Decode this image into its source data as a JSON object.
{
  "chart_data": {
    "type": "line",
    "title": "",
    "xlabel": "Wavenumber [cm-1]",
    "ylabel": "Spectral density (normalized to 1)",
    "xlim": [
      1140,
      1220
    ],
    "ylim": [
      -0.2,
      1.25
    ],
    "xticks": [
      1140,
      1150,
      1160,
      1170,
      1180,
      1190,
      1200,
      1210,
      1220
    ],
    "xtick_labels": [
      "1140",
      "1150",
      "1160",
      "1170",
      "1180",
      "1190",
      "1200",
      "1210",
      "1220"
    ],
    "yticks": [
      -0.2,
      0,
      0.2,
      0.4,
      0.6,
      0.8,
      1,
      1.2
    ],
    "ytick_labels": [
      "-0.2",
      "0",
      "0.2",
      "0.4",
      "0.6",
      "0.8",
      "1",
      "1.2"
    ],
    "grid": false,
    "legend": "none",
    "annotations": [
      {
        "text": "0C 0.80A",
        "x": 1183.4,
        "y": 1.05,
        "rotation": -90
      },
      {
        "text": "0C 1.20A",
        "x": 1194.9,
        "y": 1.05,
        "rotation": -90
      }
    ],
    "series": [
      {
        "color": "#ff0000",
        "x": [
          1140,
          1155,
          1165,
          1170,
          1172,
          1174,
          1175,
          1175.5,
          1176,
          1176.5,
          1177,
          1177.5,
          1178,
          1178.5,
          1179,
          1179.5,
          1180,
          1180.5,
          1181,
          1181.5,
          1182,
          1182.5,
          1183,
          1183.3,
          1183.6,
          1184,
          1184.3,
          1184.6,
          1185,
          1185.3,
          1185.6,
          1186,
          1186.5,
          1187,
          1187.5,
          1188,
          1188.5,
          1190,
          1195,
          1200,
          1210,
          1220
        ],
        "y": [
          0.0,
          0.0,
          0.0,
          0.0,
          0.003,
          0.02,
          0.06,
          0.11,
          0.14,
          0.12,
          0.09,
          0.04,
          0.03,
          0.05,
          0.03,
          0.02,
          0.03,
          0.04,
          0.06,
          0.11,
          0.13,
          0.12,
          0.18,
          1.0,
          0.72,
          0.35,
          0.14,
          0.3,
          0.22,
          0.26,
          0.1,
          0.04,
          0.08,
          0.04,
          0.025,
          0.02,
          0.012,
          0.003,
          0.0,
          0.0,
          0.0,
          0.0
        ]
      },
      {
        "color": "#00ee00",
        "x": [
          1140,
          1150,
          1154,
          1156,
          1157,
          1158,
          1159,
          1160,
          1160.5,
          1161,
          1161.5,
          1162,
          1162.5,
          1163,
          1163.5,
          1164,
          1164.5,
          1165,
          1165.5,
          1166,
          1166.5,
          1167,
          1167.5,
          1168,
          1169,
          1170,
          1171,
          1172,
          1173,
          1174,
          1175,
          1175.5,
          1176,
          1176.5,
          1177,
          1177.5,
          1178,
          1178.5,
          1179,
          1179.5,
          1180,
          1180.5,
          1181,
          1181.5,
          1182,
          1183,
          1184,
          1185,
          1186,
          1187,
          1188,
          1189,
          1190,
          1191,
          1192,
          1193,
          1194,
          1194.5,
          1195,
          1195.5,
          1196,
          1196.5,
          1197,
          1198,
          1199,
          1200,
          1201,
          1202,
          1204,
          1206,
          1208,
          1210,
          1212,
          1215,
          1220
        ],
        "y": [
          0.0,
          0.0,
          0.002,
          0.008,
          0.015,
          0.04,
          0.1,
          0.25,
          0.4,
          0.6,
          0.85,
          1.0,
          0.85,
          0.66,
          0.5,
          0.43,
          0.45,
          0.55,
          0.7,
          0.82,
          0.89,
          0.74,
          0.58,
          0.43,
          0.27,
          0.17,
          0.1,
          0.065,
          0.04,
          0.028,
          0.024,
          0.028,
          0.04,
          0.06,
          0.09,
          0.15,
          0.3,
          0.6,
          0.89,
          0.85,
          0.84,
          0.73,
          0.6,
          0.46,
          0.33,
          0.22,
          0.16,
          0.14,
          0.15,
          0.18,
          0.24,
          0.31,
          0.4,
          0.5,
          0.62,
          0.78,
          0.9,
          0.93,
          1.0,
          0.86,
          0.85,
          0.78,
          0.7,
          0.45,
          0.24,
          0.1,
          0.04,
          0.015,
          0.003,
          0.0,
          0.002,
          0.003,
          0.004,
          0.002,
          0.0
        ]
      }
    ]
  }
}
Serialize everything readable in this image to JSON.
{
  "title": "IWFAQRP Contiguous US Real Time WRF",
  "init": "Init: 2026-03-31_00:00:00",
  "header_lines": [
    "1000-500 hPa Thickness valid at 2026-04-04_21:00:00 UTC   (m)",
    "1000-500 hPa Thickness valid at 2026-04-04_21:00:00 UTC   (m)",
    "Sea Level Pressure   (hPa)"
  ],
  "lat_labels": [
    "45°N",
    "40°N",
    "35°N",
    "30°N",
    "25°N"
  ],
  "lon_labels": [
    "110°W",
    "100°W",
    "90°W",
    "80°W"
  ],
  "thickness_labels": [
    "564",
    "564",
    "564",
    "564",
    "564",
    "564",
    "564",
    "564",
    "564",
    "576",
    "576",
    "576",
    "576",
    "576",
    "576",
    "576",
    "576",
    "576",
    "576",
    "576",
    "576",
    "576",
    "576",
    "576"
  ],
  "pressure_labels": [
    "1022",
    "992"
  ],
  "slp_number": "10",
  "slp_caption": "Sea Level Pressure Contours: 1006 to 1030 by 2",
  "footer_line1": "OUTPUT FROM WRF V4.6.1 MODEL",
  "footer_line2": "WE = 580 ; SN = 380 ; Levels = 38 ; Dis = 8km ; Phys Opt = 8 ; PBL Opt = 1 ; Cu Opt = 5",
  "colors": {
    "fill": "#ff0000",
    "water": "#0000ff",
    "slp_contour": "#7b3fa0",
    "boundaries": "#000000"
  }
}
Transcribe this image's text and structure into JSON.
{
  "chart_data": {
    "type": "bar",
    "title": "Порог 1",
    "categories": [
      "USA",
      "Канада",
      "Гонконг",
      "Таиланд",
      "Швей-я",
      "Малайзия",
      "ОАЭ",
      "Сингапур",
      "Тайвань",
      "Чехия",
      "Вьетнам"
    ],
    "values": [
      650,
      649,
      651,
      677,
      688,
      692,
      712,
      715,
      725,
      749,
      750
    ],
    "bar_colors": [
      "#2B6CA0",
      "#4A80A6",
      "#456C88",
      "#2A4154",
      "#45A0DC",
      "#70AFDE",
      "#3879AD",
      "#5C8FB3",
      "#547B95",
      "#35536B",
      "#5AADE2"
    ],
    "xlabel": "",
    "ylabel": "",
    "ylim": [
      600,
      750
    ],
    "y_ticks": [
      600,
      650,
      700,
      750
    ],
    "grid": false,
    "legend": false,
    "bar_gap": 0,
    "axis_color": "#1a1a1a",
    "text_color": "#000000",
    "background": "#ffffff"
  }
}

+---+

TASK TO COMPLETE:
Without leaving anything out, quote all the data.

EXERCISE ANSWER:
Decode this image into its source data as a JSON object.
{
  "chart_data": {
    "type": "line",
    "title": "",
    "xlabel": "Wavenumber [cm-1]",
    "ylabel": "Spectral density (normalized to 1)",
    "xlim": [
      1140,
      1220
    ],
    "ylim": [
      -0.2,
      1.25
    ],
    "xticks": [
      1140,
      1150,
      1160,
      1170,
      1180,
      1190,
      1200,
      1210,
      1220
    ],
    "xtick_labels": [
      "1140",
      "1150",
      "1160",
      "1170",
      "1180",
      "1190",
      "1200",
      "1210",
      "1220"
    ],
    "yticks": [
      -0.2,
      0,
      0.2,
      0.4,
      0.6,
      0.8,
      1,
      1.2
    ],
    "ytick_labels": [
      "-0.2",
      "0",
      "0.2",
      "0.4",
      "0.6",
      "0.8",
      "1",
      "1.2"
    ],
    "grid": false,
    "legend": "none",
    "annotations": [
      {
        "text": "0C 0.80A",
        "x": 1183.4,
        "y": 1.05,
        "rotation": -90
      },
      {
        "text": "0C 1.20A",
        "x": 1194.9,
        "y": 1.05,
        "rotation": -90
      }
    ],
    "series": [
      {
        "color": "#ff0000",
        "x": [
          1140,
          1155,
          1165,
          1170,
          1172,
          1174,
          1175,
          1175.5,
          1176,
          1176.5,
          1177,
          1177.5,
          1178,
          1178.5,
          1179,
          1179.5,
          1180,
          1180.5,
          1181,
          1181.5,
          1182,
          1182.5,
          1183,
          1183.3,
          1183.6,
          1184,
          1184.3,
          1184.6,
          1185,
          1185.3,
          1185.6,
          1186,
          1186.5,
          1187,
          1187.5,
          1188,
          1188.5,
          1190,
          1195,
          1200,
          1210,
          1220
        ],
        "y": [
          0.0,
          0.0,
          0.0,
          0.0,
          0.003,
          0.02,
          0.06,
          0.11,
          0.14,
          0.12,
          0.09,
          0.04,
          0.03,
          0.05,
          0.03,
          0.02,
          0.03,
          0.04,
          0.06,
          0.11,
          0.13,
          0.12,
          0.18,
          1.0,
          0.72,
          0.35,
          0.14,
          0.3,
          0.22,
          0.26,
          0.1,
          0.04,
          0.08,
          0.04,
          0.025,
          0.02,
          0.012,
          0.003,
          0.0,
          0.0,
          0.0,
          0.0
        ]
      },
      {
        "color": "#00ee00",
        "x": [
          1140,
          1150,
          1154,
          1156,
          1157,
          1158,
          1159,
          1160,
          1160.5,
          1161,
          1161.5,
          1162,
          1162.5,
          1163,
          1163.5,
          1164,
          1164.5,
          1165,
          1165.5,
          1166,
          1166.5,
          1167,
          1167.5,
          1168,
          1169,
          1170,
          1171,
          1172,
          1173,
          1174,
          1175,
          1175.5,
          1176,
          1176.5,
          1177,
          1177.5,
          1178,
          1178.5,
          1179,
          1179.5,
          1180,
          1180.5,
          1181,
          1181.5,
          1182,
          1183,
          1184,
          1185,
          1186,
          1187,
          1188,
          1189,
          1190,
          1191,
          1192,
          1193,
          1194,
          1194.5,
          1195,
          1195.5,
          1196,
          1196.5,
          1197,
          1198,
          1199,
          1200,
          1201,
          1202,
          1204,
          1206,
          1208,
          1210,
          1212,
          1215,
          1220
        ],
        "y": [
          0.0,
          0.0,
          0.002,
          0.008,
          0.015,
          0.04,
          0.1,
          0.25,
          0.4,
          0.6,
          0.85,
          1.0,
          0.85,
          0.66,
          0.5,
          0.43,
          0.45,
          0.55,
          0.7,
          0.82,
          0.89,
          0.74,
          0.58,
          0.43,
          0.27,
          0.17,
          0.1,
          0.065,
          0.04,
          0.028,
          0.024,
          0.028,
          0.04,
          0.06,
          0.09,
          0.15,
          0.3,
          0.6,
          0.89,
          0.85,
          0.84,
          0.73,
          0.6,
          0.46,
          0.33,
          0.22,
          0.16,
          0.14,
          0.15,
          0.18,
          0.24,
          0.31,
          0.4,
          0.5,
          0.62,
          0.78,
          0.9,
          0.93,
          1.0,
          0.86,
          0.85,
          0.78,
          0.7,
          0.45,
          0.24,
          0.1,
          0.04,
          0.015,
          0.003,
          0.0,
          0.002,
          0.003,
          0.004,
          0.002,
          0.0
        ]
      }
    ]
  }
}
Serialize everything readable in this image to JSON.
{
  "title": "IWFAQRP Contiguous US Real Time WRF",
  "init": "Init: 2026-03-31_00:00:00",
  "header_lines": [
    "1000-500 hPa Thickness valid at 2026-04-04_21:00:00 UTC   (m)",
    "1000-500 hPa Thickness valid at 2026-04-04_21:00:00 UTC   (m)",
    "Sea Level Pressure   (hPa)"
  ],
  "lat_labels": [
    "45°N",
    "40°N",
    "35°N",
    "30°N",
    "25°N"
  ],
  "lon_labels": [
    "110°W",
    "100°W",
    "90°W",
    "80°W"
  ],
  "thickness_labels": [
    "564",
    "564",
    "564",
    "564",
    "564",
    "564",
    "564",
    "564",
    "564",
    "576",
    "576",
    "576",
    "576",
    "576",
    "576",
    "576",
    "576",
    "576",
    "576",
    "576",
    "576",
    "576",
    "576",
    "576"
  ],
  "pressure_labels": [
    "1022",
    "992"
  ],
  "slp_number": "10",
  "slp_caption": "Sea Level Pressure Contours: 1006 to 1030 by 2",
  "footer_line1": "OUTPUT FROM WRF V4.6.1 MODEL",
  "footer_line2": "WE = 580 ; SN = 380 ; Levels = 38 ; Dis = 8km ; Phys Opt = 8 ; PBL Opt = 1 ; Cu Opt = 5",
  "colors": {
    "fill": "#ff0000",
    "water": "#0000ff",
    "slp_contour": "#7b3fa0",
    "boundaries": "#000000"
  }
}
Transcribe this image's text and structure into JSON.
{
  "chart_data": {
    "type": "bar",
    "title": "Порог 1",
    "categories": [
      "USA",
      "Канада",
      "Гонконг",
      "Таиланд",
      "Швей-я",
      "Малайзия",
      "ОАЭ",
      "Сингапур",
      "Тайвань",
      "Чехия",
      "Вьетнам"
    ],
    "values": [
      650,
      649,
      651,
      677,
      688,
      692,
      712,
      715,
      725,
      749,
      750
    ],
    "bar_colors": [
      "#2B6CA0",
      "#4A80A6",
      "#456C88",
      "#2A4154",
      "#45A0DC",
      "#70AFDE",
      "#3879AD",
      "#5C8FB3",
      "#547B95",
      "#35536B",
      "#5AADE2"
    ],
    "xlabel": "",
    "ylabel": "",
    "ylim": [
      600,
      750
    ],
    "y_ticks": [
      600,
      650,
      700,
      750
    ],
    "grid": false,
    "legend": false,
    "bar_gap": 0,
    "axis_color": "#1a1a1a",
    "text_color": "#000000",
    "background": "#ffffff"
  }
}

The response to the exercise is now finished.